* GIVEN TASK
Lay out every row below as a numbered list, skipping blank lines. Leave the pictures out of your answer.

===== DATA SUPPLIED =====

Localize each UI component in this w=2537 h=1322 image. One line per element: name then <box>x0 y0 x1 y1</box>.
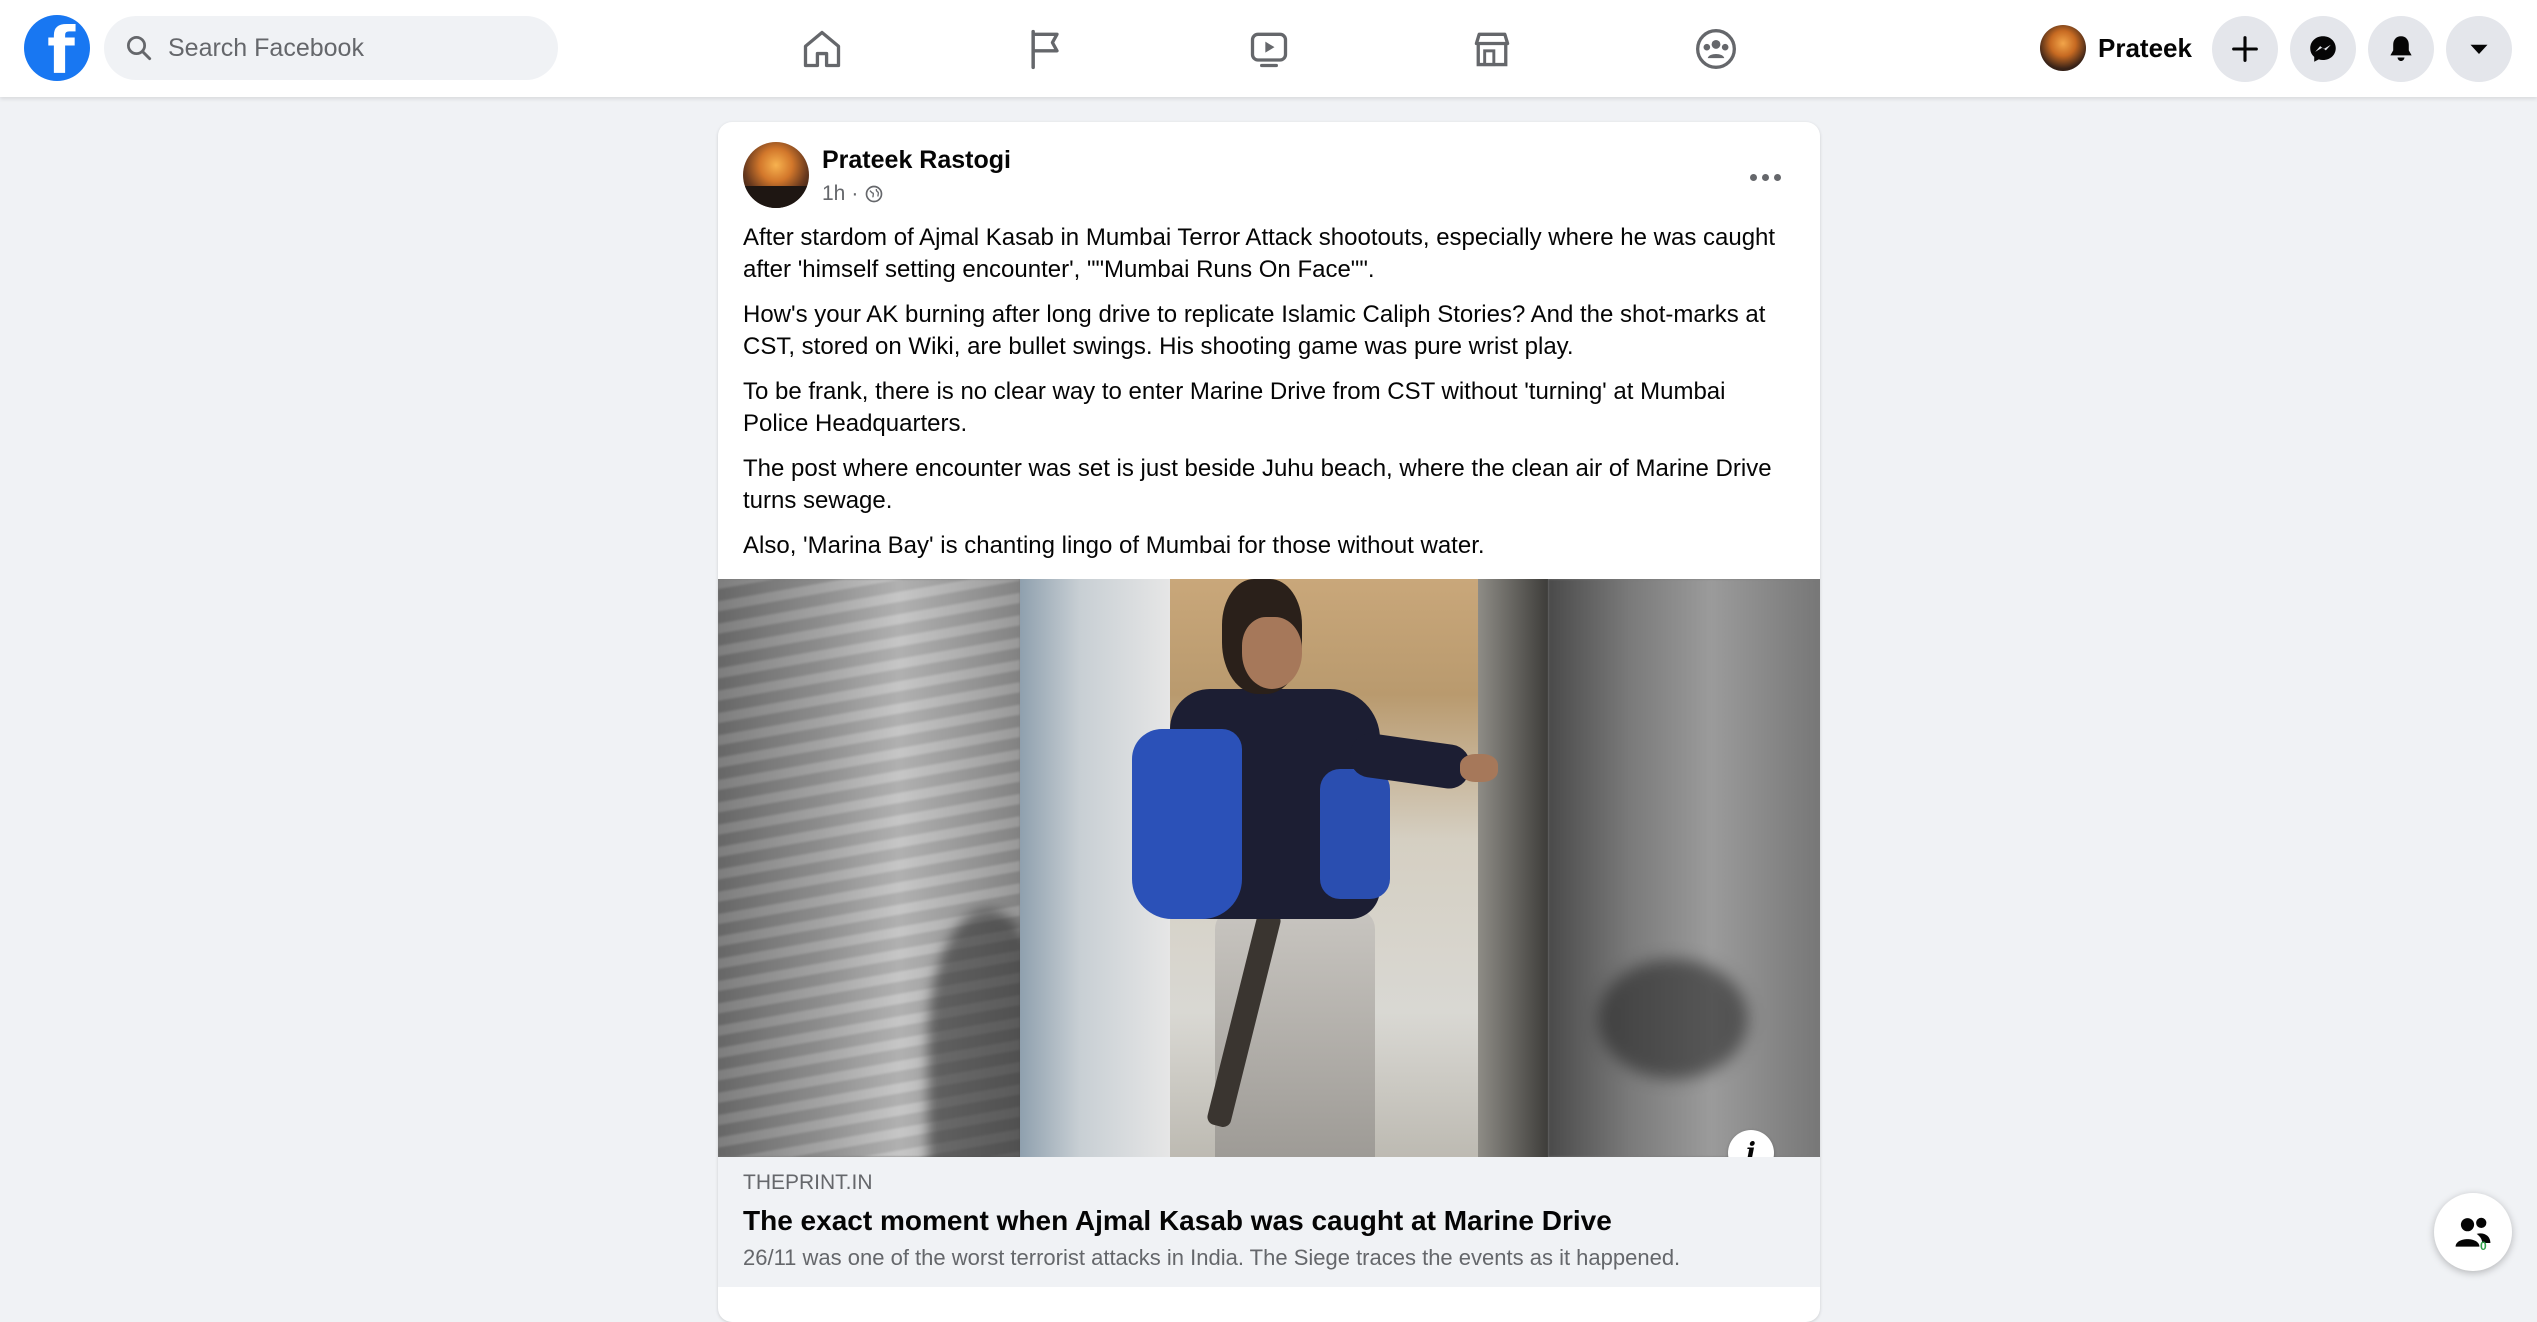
author-name[interactable]: Prateek Rastogi <box>822 146 1011 175</box>
post-paragraph: Also, 'Marina Bay' is chanting lingo of … <box>743 532 1485 559</box>
search-input[interactable] <box>166 32 546 64</box>
notifications-icon <box>2390 36 2412 62</box>
profile-shortcut[interactable]: Prateek <box>2034 16 2204 80</box>
link-domain: THEPRINT.IN <box>743 1171 873 1194</box>
top-navigation-bar: f Search Facebook Prateek <box>0 0 2537 97</box>
search-icon <box>127 36 152 61</box>
nav-groups-tab[interactable] <box>1681 14 1751 84</box>
post-paragraph: To be frank, there is no clear way to en… <box>743 378 1726 437</box>
post-options-button[interactable] <box>1740 162 1790 192</box>
nav-marketplace-tab[interactable] <box>1457 14 1527 84</box>
groups-icon <box>1696 29 1736 69</box>
feed-post: Prateek Rastogi 1h · After stardom of Aj… <box>718 122 1820 1322</box>
photo-figure-hand <box>1460 754 1498 782</box>
photo-pillar <box>1478 579 1548 1157</box>
people-icon <box>2455 1217 2491 1247</box>
avatar <box>2040 25 2086 71</box>
contacts-count-badge: 0 <box>2480 1239 2487 1253</box>
nav-pages-tab[interactable] <box>1011 14 1081 84</box>
more-dot-icon <box>1761 173 1769 181</box>
contacts-button[interactable]: 0 <box>2434 1193 2512 1271</box>
link-preview-card[interactable]: THEPRINT.IN The exact moment when Ajmal … <box>718 1157 1820 1287</box>
post-time[interactable]: 1h <box>822 182 845 206</box>
messenger-button[interactable] <box>2290 16 2356 82</box>
notifications-button[interactable] <box>2368 16 2434 82</box>
plus-icon <box>2232 36 2258 62</box>
post-meta: 1h · <box>822 182 884 206</box>
messenger-icon <box>2310 36 2336 62</box>
link-description: 26/11 was one of the worst terrorist att… <box>743 1245 1681 1270</box>
post-paragraph: After stardom of Ajmal Kasab in Mumbai T… <box>743 224 1776 283</box>
chevron-down-icon <box>2470 44 2488 54</box>
post-header: Prateek Rastogi 1h · <box>718 122 1820 222</box>
photo-backpack <box>1132 729 1242 919</box>
profile-name: Prateek <box>2098 32 2192 63</box>
link-title[interactable]: The exact moment when Ajmal Kasab was ca… <box>743 1205 1795 1237</box>
more-dot-icon <box>1773 173 1781 181</box>
nav-watch-tab[interactable] <box>1234 14 1304 84</box>
meta-separator: · <box>851 182 859 205</box>
image-blurred-left <box>718 579 1020 1157</box>
video-icon <box>1250 32 1288 68</box>
home-icon <box>803 30 841 68</box>
photo-figure-face <box>1242 617 1302 689</box>
post-text: After stardom of Ajmal Kasab in Mumbai T… <box>718 222 1820 562</box>
more-dot-icon <box>1749 173 1757 181</box>
image-blurred-right <box>1548 579 1820 1157</box>
link-preview-image[interactable] <box>718 579 1820 1157</box>
photo-backpack-strap <box>1320 769 1390 899</box>
search-box[interactable] <box>104 16 558 80</box>
nav-home-tab[interactable] <box>787 14 857 84</box>
account-menu-button[interactable] <box>2446 16 2512 82</box>
image-photo <box>1020 579 1548 1157</box>
globe-icon[interactable] <box>864 184 884 204</box>
create-button[interactable] <box>2212 16 2278 82</box>
facebook-logo[interactable]: f <box>24 15 90 81</box>
post-paragraph: How's your AK burning after long drive t… <box>743 301 1766 360</box>
store-icon <box>1474 32 1510 67</box>
flag-icon <box>1031 29 1059 70</box>
post-paragraph: The post where encounter was set is just… <box>743 455 1772 514</box>
author-avatar[interactable] <box>743 142 809 208</box>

=====

* EXERCISE RESULT
1. Localize each UI component in this w=2537 h=1322 image. One line per element: name then <box>x0 y0 x1 y1</box>.
2. author-name[interactable]: Prateek Rastogi <box>822 146 1011 175</box>
3. post-paragraph: Also, 'Marina Bay' is chanting lingo of … <box>743 532 1485 559</box>
4. search-input[interactable] <box>166 32 546 64</box>
5. notifications-icon <box>2390 36 2412 62</box>
6. profile-shortcut[interactable]: Prateek <box>2034 16 2204 80</box>
7. link-domain: THEPRINT.IN <box>743 1171 873 1194</box>
8. top-navigation-bar: f Search Facebook Prateek <box>0 0 2537 97</box>
9. search-icon <box>127 36 152 61</box>
10. nav-groups-tab[interactable] <box>1681 14 1751 84</box>
11. post-paragraph: To be frank, there is no clear way to en… <box>743 378 1726 437</box>
12. post-options-button[interactable] <box>1740 162 1790 192</box>
13. nav-marketplace-tab[interactable] <box>1457 14 1527 84</box>
14. groups-icon <box>1696 29 1736 69</box>
15. feed-post: Prateek Rastogi 1h · After stardom of Aj… <box>718 122 1820 1322</box>
16. photo-figure-hand <box>1460 754 1498 782</box>
17. photo-pillar <box>1478 579 1548 1157</box>
18. people-icon <box>2455 1217 2491 1247</box>
19. avatar <box>2040 25 2086 71</box>
20. contacts-count-badge: 0 <box>2480 1239 2487 1253</box>
21. nav-pages-tab[interactable] <box>1011 14 1081 84</box>
22. more-dot-icon <box>1761 173 1769 181</box>
23. contacts-button[interactable]: 0 <box>2434 1193 2512 1271</box>
24. link-preview-card[interactable]: THEPRINT.IN The exact moment when Ajmal … <box>718 1157 1820 1287</box>
25. post-time[interactable]: 1h <box>822 182 845 206</box>
26. messenger-button[interactable] <box>2290 16 2356 82</box>
27. notifications-button[interactable] <box>2368 16 2434 82</box>
28. plus-icon <box>2232 36 2258 62</box>
29. post-meta: 1h · <box>822 182 884 206</box>
30. messenger-icon <box>2310 36 2336 62</box>
31. link-description: 26/11 was one of the worst terrorist att… <box>743 1245 1681 1270</box>
32. post-paragraph: After stardom of Ajmal Kasab in Mumbai T… <box>743 224 1776 283</box>
33. chevron-down-icon <box>2470 44 2488 54</box>
34. post-header: Prateek Rastogi 1h · <box>718 122 1820 222</box>
35. photo-backpack <box>1132 729 1242 919</box>
36. profile-name: Prateek <box>2098 32 2192 63</box>
37. link-title[interactable]: The exact moment when Ajmal Kasab was ca… <box>743 1205 1795 1237</box>
38. more-dot-icon <box>1773 173 1781 181</box>
39. nav-watch-tab[interactable] <box>1234 14 1304 84</box>
40. meta-separator: · <box>851 182 859 205</box>
41. image-blurred-left <box>718 579 1020 1157</box>
42. video-icon <box>1250 32 1288 68</box>
43. home-icon <box>803 30 841 68</box>
44. photo-figure-face <box>1242 617 1302 689</box>
45. post-text: After stardom of Ajmal Kasab in Mumbai T… <box>718 222 1820 562</box>
46. more-dot-icon <box>1749 173 1757 181</box>
47. image-blurred-right <box>1548 579 1820 1157</box>
48. link-preview-image[interactable] <box>718 579 1820 1157</box>
49. photo-backpack-strap <box>1320 769 1390 899</box>
50. search-box[interactable] <box>104 16 558 80</box>
51. nav-home-tab[interactable] <box>787 14 857 84</box>
52. account-menu-button[interactable] <box>2446 16 2512 82</box>
53. image-photo <box>1020 579 1548 1157</box>
54. globe-icon[interactable] <box>864 184 884 204</box>
55. create-button[interactable] <box>2212 16 2278 82</box>
56. facebook-logo[interactable]: f <box>24 15 90 81</box>
57. post-paragraph: How's your AK burning after long drive t… <box>743 301 1766 360</box>
58. store-icon <box>1474 32 1510 67</box>
59. flag-icon <box>1031 29 1059 70</box>
60. post-paragraph: The post where encounter was set is just… <box>743 455 1772 514</box>
61. author-avatar[interactable] <box>743 142 809 208</box>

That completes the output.